### YOUR OBJECTIVE
Repeat the listing in full, preserving every character.

— Start EXERCISE INPUTS —

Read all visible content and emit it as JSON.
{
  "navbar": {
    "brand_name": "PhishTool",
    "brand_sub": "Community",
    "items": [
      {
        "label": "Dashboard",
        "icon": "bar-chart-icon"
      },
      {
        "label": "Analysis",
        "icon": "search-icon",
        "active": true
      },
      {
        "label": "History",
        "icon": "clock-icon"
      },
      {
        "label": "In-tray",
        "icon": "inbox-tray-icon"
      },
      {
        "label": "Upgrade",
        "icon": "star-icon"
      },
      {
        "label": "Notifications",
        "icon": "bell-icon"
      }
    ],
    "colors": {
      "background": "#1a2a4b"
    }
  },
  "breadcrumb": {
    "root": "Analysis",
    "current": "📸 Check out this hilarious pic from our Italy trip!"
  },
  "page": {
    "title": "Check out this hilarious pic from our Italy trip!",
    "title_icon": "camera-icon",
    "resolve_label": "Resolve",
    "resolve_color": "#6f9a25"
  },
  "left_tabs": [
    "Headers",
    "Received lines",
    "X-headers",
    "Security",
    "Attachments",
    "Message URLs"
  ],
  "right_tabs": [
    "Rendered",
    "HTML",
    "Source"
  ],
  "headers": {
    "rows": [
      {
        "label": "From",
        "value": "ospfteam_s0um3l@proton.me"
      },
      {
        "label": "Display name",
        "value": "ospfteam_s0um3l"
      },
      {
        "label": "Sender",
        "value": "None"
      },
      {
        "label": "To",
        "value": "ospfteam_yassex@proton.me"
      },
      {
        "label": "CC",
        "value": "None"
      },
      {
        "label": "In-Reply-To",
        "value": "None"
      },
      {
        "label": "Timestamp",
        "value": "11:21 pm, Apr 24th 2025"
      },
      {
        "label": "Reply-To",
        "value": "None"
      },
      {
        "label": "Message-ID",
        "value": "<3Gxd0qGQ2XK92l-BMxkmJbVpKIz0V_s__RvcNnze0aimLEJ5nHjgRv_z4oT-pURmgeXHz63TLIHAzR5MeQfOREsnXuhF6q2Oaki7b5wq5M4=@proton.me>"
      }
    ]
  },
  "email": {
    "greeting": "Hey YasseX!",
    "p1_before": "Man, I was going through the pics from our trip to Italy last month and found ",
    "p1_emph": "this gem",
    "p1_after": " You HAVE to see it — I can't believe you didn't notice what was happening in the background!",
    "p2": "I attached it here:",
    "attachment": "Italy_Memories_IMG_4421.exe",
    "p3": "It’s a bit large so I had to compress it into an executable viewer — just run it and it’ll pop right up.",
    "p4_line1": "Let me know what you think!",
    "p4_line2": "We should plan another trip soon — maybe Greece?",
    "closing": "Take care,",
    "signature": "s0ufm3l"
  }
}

— End EXERCISE INPUTS —

### TASK SOLUTION
Read all visible content and emit it as JSON.
{
  "navbar": {
    "brand_name": "PhishTool",
    "brand_sub": "Community",
    "items": [
      {
        "label": "Dashboard",
        "icon": "bar-chart-icon"
      },
      {
        "label": "Analysis",
        "icon": "search-icon",
        "active": true
      },
      {
        "label": "History",
        "icon": "clock-icon"
      },
      {
        "label": "In-tray",
        "icon": "inbox-tray-icon"
      },
      {
        "label": "Upgrade",
        "icon": "star-icon"
      },
      {
        "label": "Notifications",
        "icon": "bell-icon"
      }
    ],
    "colors": {
      "background": "#1a2a4b"
    }
  },
  "breadcrumb": {
    "root": "Analysis",
    "current": "📸 Check out this hilarious pic from our Italy trip!"
  },
  "page": {
    "title": "Check out this hilarious pic from our Italy trip!",
    "title_icon": "camera-icon",
    "resolve_label": "Resolve",
    "resolve_color": "#6f9a25"
  },
  "left_tabs": [
    "Headers",
    "Received lines",
    "X-headers",
    "Security",
    "Attachments",
    "Message URLs"
  ],
  "right_tabs": [
    "Rendered",
    "HTML",
    "Source"
  ],
  "headers": {
    "rows": [
      {
        "label": "From",
        "value": "ospfteam_s0um3l@proton.me"
      },
      {
        "label": "Display name",
        "value": "ospfteam_s0um3l"
      },
      {
        "label": "Sender",
        "value": "None"
      },
      {
        "label": "To",
        "value": "ospfteam_yassex@proton.me"
      },
      {
        "label": "CC",
        "value": "None"
      },
      {
        "label": "In-Reply-To",
        "value": "None"
      },
      {
        "label": "Timestamp",
        "value": "11:21 pm, Apr 24th 2025"
      },
      {
        "label": "Reply-To",
        "value": "None"
      },
      {
        "label": "Message-ID",
        "value": "<3Gxd0qGQ2XK92l-BMxkmJbVpKIz0V_s__RvcNnze0aimLEJ5nHjgRv_z4oT-pURmgeXHz63TLIHAzR5MeQfOREsnXuhF6q2Oaki7b5wq5M4=@proton.me>"
      }
    ]
  },
  "email": {
    "greeting": "Hey YasseX!",
    "p1_before": "Man, I was going through the pics from our trip to Italy last month and found ",
    "p1_emph": "this gem",
    "p1_after": " You HAVE to see it — I can't believe you didn't notice what was happening in the background!",
    "p2": "I attached it here:",
    "attachment": "Italy_Memories_IMG_4421.exe",
    "p3": "It’s a bit large so I had to compress it into an executable viewer — just run it and it’ll pop right up.",
    "p4_line1": "Let me know what you think!",
    "p4_line2": "We should plan another trip soon — maybe Greece?",
    "closing": "Take care,",
    "signature": "s0ufm3l"
  }
}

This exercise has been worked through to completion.